▶ [EXERCISE DESCRIPTION]:
Gather the lines that hold the string "должен".

▶ [MATERIAL]:
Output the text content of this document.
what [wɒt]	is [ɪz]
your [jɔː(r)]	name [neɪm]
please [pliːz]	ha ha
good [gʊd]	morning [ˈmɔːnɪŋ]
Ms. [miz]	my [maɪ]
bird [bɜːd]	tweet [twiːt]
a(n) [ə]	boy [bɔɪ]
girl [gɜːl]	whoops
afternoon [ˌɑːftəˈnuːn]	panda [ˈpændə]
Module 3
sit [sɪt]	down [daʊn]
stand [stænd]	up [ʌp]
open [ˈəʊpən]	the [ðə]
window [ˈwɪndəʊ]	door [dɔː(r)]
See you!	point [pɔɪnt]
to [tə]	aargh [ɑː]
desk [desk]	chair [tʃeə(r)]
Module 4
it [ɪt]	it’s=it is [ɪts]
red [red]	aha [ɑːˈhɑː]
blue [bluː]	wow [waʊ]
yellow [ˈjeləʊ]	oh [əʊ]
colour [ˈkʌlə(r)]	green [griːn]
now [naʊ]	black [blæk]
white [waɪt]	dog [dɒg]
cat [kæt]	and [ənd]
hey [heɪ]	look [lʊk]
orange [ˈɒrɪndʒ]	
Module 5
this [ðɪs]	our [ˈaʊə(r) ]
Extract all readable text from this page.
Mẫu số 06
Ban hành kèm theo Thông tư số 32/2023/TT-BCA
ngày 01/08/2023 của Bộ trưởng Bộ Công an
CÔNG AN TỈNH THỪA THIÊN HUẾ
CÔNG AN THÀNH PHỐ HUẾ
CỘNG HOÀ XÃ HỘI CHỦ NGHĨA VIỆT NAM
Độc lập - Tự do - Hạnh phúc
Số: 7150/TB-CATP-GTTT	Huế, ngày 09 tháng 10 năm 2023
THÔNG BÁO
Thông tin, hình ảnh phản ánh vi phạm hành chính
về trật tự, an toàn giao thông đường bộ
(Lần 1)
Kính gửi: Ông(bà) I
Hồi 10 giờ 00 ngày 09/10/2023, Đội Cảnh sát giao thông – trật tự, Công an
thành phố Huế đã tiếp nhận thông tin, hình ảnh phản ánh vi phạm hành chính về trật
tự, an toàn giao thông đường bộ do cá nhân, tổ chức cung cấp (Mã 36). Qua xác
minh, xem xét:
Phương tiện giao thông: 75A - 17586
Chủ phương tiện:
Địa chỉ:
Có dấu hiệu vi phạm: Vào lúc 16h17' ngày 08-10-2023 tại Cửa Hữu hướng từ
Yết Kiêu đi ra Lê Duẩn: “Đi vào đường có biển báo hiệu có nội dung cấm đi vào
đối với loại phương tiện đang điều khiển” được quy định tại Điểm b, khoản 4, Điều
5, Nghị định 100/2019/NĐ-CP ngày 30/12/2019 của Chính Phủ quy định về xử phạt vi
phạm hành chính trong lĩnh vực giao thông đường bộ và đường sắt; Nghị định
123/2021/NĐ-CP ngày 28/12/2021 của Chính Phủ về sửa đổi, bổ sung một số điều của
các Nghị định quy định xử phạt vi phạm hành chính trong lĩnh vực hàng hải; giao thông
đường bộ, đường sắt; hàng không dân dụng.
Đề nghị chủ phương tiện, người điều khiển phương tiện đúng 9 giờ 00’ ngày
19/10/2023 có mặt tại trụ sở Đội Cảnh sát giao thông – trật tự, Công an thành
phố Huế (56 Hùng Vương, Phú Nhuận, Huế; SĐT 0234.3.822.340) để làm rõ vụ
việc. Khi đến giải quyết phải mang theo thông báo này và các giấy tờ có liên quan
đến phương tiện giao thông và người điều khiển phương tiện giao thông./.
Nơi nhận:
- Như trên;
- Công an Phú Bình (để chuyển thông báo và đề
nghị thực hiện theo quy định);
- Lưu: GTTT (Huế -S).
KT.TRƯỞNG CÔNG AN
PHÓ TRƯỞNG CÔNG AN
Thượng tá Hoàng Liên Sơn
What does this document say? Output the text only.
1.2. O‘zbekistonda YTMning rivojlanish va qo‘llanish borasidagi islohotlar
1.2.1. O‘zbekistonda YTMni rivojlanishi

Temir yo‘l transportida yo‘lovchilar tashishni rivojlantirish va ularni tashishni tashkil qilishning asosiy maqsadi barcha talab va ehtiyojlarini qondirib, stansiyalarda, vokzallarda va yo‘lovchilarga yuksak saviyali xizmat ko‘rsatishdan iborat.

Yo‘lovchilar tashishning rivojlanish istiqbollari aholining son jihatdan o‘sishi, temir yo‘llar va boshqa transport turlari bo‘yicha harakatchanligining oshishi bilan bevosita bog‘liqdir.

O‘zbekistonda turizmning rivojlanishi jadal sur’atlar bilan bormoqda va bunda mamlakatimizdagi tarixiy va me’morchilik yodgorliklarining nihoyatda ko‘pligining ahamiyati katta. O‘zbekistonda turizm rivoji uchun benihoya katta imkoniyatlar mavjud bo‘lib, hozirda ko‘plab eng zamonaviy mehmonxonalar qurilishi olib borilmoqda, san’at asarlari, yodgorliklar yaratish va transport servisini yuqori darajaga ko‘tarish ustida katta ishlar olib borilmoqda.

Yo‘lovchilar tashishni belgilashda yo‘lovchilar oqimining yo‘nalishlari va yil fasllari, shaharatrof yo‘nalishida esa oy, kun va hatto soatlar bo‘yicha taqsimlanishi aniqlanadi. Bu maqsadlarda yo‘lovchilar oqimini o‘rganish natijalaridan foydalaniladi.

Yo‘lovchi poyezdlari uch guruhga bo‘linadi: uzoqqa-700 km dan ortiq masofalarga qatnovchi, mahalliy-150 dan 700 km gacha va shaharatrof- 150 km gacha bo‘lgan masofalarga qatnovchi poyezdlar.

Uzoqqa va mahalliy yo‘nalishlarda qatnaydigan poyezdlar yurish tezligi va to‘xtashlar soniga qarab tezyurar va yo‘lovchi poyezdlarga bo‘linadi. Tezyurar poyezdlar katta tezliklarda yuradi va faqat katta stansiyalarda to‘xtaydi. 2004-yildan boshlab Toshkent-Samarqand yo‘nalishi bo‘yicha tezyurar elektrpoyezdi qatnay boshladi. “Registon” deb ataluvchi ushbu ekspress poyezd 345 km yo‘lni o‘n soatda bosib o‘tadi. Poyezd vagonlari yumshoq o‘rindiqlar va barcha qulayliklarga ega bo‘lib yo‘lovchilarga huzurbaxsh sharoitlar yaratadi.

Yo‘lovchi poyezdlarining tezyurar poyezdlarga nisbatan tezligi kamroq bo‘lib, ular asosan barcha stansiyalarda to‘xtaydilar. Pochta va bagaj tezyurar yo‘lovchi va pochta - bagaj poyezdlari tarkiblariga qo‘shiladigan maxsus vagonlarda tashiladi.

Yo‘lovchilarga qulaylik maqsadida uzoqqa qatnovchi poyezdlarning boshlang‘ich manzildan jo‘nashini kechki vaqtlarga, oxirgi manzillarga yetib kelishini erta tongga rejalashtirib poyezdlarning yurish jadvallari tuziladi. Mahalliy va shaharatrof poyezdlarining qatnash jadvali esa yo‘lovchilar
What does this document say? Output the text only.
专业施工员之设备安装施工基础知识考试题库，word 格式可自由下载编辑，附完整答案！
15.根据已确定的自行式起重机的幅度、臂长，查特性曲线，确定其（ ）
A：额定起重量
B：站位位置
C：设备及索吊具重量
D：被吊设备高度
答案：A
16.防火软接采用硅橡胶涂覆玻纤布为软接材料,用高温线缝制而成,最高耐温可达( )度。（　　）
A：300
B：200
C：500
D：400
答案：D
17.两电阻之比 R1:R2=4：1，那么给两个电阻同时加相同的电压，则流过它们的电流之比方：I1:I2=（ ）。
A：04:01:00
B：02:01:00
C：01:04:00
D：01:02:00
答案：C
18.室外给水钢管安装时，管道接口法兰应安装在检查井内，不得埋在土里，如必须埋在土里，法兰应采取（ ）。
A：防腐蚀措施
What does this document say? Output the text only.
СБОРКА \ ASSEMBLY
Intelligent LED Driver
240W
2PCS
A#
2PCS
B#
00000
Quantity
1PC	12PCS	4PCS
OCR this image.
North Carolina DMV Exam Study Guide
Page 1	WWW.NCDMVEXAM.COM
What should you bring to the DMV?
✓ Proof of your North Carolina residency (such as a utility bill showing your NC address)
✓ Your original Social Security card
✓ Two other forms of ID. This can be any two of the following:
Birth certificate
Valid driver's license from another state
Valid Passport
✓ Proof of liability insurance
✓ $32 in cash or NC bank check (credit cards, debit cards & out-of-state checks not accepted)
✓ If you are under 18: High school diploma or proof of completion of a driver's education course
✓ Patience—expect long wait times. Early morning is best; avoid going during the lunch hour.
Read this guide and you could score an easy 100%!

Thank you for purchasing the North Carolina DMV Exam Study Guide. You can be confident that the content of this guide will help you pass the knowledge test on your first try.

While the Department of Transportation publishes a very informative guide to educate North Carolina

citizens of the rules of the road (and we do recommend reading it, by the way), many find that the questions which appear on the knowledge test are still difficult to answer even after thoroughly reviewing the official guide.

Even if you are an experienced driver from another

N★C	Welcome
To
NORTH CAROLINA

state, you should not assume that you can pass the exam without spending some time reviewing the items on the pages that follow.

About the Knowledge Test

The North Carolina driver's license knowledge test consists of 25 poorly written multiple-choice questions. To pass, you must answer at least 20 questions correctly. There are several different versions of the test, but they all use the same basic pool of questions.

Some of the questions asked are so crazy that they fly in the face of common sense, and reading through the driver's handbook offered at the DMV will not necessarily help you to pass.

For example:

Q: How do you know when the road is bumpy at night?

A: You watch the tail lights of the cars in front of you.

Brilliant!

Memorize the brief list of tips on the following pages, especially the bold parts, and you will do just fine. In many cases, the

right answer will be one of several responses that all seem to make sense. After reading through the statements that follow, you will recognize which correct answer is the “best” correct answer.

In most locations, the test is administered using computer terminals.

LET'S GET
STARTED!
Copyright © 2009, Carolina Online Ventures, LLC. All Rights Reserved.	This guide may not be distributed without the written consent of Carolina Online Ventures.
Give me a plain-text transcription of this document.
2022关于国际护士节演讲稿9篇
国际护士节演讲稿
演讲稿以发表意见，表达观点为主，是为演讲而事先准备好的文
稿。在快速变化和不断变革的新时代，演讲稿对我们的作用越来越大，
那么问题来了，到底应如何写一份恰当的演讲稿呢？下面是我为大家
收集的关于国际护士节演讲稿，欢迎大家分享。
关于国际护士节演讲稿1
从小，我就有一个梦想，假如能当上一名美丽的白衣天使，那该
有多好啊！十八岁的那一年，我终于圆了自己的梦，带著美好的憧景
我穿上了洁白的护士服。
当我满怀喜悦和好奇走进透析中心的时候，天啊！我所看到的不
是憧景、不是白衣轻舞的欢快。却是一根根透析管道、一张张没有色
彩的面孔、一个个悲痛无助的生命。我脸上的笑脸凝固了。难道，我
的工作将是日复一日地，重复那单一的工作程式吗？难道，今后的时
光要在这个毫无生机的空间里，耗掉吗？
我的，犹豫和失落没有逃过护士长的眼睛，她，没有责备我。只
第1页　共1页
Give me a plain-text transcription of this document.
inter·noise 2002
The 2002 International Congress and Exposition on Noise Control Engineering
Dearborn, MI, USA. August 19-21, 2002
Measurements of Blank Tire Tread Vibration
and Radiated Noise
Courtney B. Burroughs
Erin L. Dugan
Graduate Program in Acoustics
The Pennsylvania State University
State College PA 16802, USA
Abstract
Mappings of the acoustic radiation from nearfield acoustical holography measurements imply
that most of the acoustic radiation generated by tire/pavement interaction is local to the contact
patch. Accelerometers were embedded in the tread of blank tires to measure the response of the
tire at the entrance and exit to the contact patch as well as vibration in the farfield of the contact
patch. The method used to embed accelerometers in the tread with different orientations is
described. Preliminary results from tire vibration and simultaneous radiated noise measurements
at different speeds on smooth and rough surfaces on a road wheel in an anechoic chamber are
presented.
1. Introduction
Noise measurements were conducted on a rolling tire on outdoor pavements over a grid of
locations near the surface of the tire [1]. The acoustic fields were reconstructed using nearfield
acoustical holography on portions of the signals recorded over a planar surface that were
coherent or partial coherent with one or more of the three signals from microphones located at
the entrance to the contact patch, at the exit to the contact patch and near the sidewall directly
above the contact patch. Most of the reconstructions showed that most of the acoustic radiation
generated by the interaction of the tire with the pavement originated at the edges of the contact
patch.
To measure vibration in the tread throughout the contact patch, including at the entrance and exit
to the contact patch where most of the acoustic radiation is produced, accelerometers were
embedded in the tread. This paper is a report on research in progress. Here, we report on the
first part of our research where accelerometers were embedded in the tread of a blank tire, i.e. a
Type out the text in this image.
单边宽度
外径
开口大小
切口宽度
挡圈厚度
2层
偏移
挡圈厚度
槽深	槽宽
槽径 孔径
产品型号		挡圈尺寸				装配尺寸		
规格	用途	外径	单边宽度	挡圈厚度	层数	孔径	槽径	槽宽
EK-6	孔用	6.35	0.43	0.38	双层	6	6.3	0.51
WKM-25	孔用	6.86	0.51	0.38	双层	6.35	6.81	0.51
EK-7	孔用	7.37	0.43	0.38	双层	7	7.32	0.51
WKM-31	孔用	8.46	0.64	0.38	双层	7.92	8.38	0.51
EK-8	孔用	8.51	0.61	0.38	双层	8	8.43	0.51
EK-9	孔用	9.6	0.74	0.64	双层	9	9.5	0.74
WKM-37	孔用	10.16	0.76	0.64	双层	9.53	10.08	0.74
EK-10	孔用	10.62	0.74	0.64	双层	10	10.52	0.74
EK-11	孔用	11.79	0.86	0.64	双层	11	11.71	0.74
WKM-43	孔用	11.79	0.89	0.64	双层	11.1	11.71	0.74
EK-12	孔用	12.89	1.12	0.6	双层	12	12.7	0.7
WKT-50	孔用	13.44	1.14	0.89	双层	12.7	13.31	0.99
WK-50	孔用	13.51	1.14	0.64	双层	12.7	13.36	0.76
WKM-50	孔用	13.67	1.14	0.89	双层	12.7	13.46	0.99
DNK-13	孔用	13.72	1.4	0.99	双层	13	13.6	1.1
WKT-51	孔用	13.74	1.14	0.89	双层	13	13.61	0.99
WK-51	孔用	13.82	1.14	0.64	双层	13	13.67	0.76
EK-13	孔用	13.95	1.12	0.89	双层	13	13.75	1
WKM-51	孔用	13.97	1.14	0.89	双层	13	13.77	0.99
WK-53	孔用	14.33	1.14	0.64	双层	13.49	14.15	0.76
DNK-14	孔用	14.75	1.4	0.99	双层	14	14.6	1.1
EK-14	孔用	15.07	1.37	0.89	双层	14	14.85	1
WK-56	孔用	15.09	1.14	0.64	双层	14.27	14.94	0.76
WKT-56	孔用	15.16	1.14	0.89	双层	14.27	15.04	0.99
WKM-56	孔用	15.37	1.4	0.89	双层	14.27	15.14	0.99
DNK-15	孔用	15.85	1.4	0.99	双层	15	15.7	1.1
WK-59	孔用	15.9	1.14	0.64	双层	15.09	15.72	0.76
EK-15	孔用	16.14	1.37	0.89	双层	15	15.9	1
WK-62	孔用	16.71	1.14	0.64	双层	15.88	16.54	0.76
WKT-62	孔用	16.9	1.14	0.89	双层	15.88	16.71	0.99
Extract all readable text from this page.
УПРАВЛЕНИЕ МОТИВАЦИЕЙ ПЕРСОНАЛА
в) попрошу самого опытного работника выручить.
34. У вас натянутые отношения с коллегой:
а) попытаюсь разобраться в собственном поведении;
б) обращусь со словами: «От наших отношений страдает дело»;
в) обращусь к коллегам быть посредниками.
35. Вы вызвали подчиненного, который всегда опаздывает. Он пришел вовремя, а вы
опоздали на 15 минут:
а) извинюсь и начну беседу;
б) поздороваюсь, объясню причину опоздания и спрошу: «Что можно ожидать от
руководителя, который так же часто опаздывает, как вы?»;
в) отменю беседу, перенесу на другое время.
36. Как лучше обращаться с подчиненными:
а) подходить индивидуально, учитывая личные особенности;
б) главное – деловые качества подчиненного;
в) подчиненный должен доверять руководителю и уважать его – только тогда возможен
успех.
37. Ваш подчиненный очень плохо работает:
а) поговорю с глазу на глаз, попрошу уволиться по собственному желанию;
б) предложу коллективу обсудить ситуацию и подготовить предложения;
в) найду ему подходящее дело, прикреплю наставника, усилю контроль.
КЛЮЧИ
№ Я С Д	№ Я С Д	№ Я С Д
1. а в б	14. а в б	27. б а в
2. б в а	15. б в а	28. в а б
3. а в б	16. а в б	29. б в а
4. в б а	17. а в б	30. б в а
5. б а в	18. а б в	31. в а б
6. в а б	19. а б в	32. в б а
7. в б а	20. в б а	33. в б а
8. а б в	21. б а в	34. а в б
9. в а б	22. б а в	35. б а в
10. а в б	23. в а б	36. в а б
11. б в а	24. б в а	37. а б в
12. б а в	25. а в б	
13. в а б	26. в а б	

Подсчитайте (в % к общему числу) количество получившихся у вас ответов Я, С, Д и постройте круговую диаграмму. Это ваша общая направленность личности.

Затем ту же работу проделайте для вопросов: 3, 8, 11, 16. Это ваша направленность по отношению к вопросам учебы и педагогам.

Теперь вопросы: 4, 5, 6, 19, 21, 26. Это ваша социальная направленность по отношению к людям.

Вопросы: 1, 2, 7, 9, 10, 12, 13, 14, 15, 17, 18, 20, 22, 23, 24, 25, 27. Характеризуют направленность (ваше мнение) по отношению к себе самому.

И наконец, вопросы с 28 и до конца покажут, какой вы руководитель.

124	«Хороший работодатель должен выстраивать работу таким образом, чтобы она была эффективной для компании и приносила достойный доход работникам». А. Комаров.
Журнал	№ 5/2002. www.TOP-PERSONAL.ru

▶ [THE RESPONSE]:
в) подчиненный должен доверять руководителю и уважать его – только тогда возможен
124	«Хороший работодатель должен выстраивать работу таким образом, чтобы она была эффективной для компании и приносила достойный доход работникам». А. Комаров.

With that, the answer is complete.